**Problem requirements**
Copy every line from the material below that holds "text".

**Exercise data**
──────────────────────────────

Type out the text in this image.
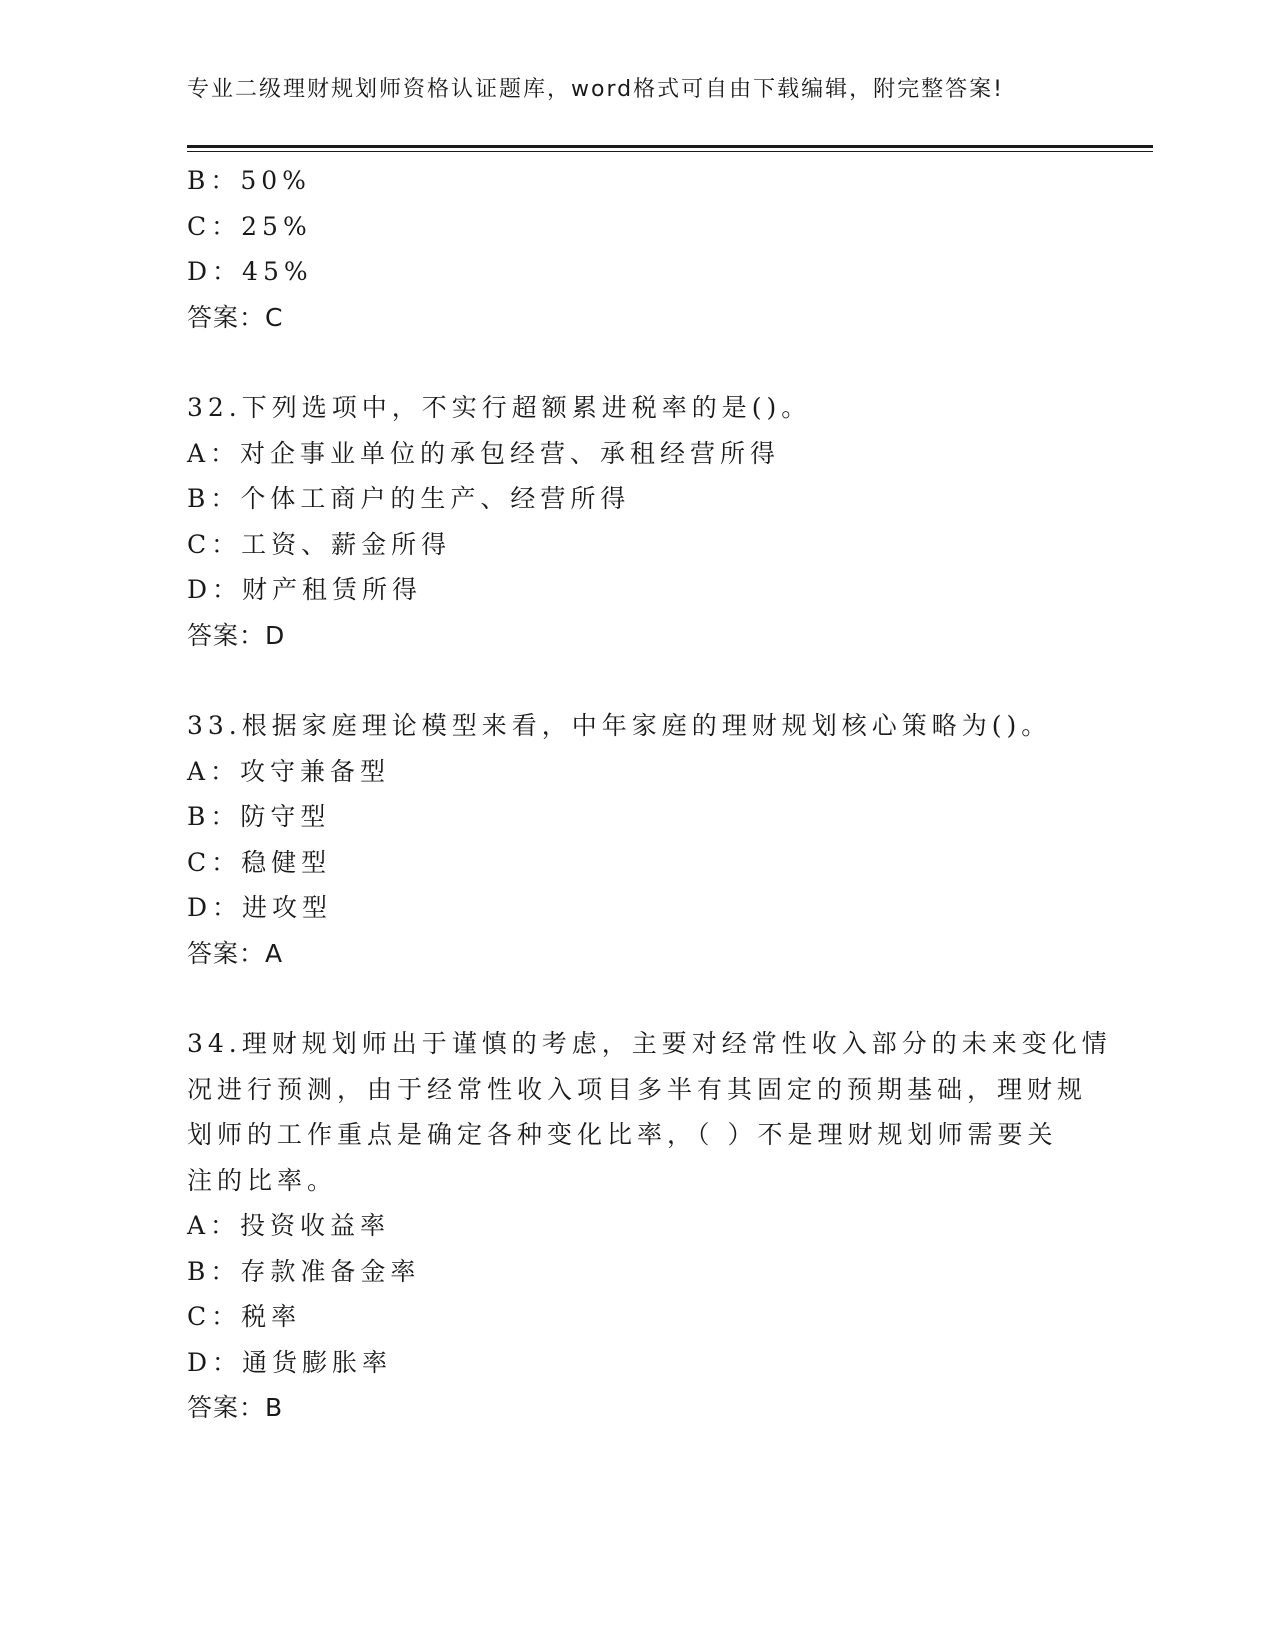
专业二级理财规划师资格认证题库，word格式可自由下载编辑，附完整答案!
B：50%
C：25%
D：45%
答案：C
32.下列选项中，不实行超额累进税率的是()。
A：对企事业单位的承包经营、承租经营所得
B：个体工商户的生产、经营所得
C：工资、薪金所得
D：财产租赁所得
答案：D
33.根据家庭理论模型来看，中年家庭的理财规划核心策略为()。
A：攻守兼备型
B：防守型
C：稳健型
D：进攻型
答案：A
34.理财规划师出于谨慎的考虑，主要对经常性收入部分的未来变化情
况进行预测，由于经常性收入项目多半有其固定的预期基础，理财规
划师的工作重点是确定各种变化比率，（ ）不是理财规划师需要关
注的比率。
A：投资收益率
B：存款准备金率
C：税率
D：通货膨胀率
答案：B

──────────────────────────────

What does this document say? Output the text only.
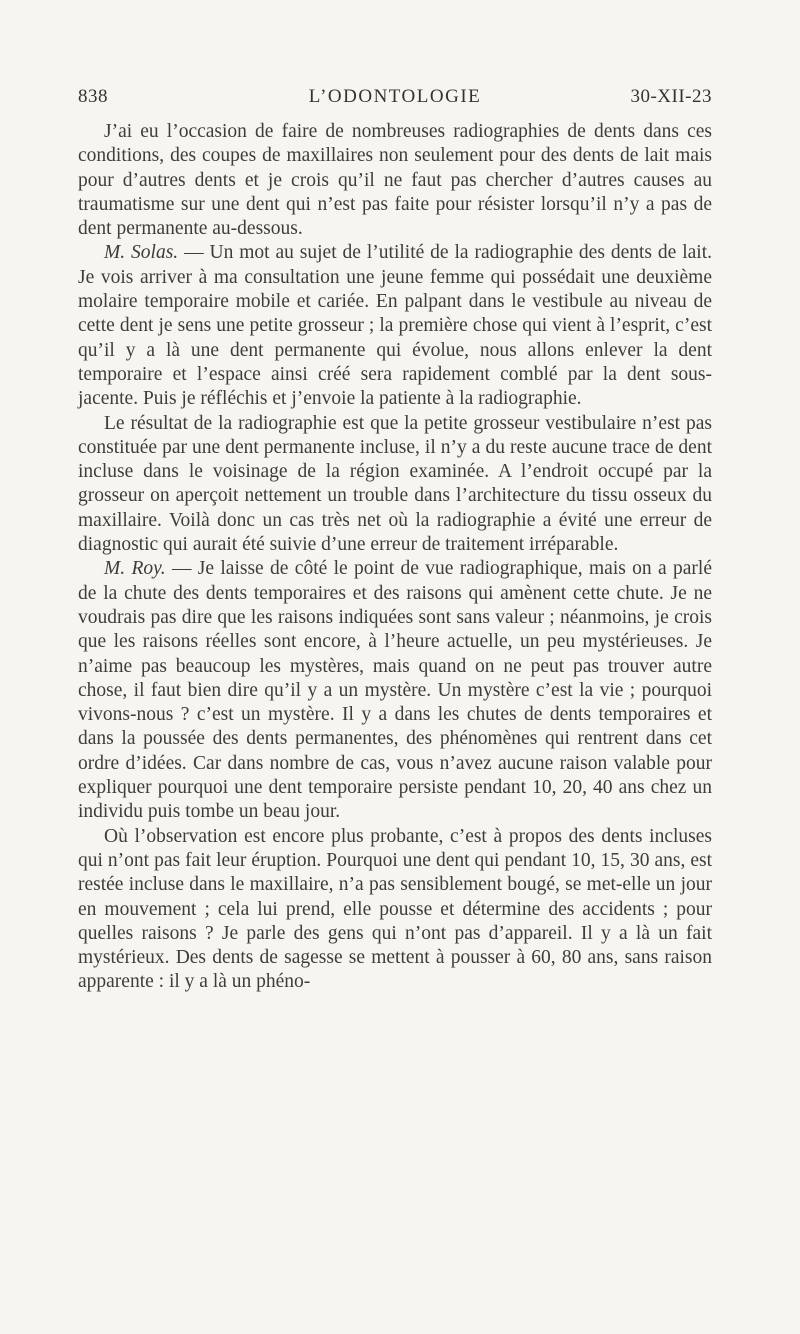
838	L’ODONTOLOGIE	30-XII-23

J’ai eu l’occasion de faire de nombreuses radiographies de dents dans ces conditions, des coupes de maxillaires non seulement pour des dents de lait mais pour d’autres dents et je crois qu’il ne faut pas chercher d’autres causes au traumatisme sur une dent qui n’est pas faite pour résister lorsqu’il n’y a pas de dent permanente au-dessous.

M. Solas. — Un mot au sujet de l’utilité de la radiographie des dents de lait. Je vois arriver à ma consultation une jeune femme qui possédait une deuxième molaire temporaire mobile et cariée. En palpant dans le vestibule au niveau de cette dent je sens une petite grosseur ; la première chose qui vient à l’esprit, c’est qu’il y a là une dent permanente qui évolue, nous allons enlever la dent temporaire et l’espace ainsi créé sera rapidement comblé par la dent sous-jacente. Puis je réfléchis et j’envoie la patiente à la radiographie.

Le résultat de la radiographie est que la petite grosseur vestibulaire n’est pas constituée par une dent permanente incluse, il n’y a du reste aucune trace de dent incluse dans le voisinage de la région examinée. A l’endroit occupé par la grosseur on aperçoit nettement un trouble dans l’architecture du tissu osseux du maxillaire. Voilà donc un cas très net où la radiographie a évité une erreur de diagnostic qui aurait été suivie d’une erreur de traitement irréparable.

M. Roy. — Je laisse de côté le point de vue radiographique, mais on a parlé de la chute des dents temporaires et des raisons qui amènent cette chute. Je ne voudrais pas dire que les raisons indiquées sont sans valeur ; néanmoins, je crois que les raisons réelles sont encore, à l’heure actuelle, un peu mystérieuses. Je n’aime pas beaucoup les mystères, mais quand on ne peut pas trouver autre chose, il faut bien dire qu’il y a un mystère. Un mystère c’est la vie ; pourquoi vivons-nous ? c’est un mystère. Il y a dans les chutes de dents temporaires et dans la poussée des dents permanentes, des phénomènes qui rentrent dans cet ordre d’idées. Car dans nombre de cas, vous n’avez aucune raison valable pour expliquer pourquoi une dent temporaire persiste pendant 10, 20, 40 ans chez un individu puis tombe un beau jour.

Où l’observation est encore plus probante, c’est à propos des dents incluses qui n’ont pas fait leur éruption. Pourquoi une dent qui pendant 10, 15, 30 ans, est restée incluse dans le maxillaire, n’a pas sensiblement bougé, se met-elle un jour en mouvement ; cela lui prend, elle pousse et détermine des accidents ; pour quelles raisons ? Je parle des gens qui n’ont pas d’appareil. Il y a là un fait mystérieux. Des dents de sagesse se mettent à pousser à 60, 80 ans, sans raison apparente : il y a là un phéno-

──────────────────────────────

**Written answer**
Type out the text in this image.
What does this document say? Output the text only.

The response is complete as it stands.